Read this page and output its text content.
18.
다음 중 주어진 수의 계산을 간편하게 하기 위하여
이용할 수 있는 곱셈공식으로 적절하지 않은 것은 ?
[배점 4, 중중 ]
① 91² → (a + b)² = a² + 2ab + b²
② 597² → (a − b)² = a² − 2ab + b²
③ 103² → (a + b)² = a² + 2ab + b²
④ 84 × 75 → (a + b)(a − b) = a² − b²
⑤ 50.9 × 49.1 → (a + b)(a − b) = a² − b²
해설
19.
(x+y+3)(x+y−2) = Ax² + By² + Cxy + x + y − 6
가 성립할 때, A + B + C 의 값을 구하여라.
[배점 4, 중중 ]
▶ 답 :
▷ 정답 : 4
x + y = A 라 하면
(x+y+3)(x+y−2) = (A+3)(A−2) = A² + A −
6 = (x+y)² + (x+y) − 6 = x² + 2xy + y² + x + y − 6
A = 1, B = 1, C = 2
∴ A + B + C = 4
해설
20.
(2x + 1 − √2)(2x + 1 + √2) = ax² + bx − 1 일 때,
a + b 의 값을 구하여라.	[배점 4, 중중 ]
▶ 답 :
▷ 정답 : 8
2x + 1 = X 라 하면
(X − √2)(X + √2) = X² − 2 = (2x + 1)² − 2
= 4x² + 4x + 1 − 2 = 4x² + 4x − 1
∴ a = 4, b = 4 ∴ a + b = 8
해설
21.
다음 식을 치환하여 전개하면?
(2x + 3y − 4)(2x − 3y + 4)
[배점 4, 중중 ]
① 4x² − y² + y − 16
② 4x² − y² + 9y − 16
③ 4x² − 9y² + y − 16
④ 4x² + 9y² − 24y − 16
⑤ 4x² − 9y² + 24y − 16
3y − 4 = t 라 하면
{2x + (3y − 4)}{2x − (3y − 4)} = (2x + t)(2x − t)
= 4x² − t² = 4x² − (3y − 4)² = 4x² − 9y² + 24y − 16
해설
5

· · · · · · ·

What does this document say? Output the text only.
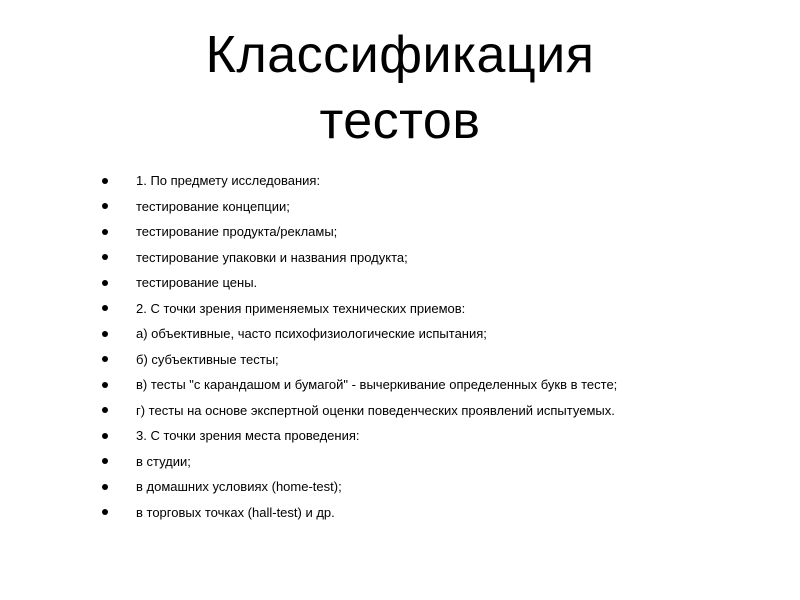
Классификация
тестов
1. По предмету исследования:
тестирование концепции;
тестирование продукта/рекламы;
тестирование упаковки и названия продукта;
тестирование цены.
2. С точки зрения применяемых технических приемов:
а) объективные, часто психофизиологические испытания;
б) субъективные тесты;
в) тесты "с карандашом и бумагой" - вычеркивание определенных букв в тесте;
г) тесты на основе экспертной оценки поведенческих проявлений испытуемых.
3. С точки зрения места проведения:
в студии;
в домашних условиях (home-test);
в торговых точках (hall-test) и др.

· · · · · · ·

**Exercise prompt:**
Copy out every line that includes the word "зрения".

**Result of the task:**
2. С точки зрения применяемых технических приемов:
3. С точки зрения места проведения:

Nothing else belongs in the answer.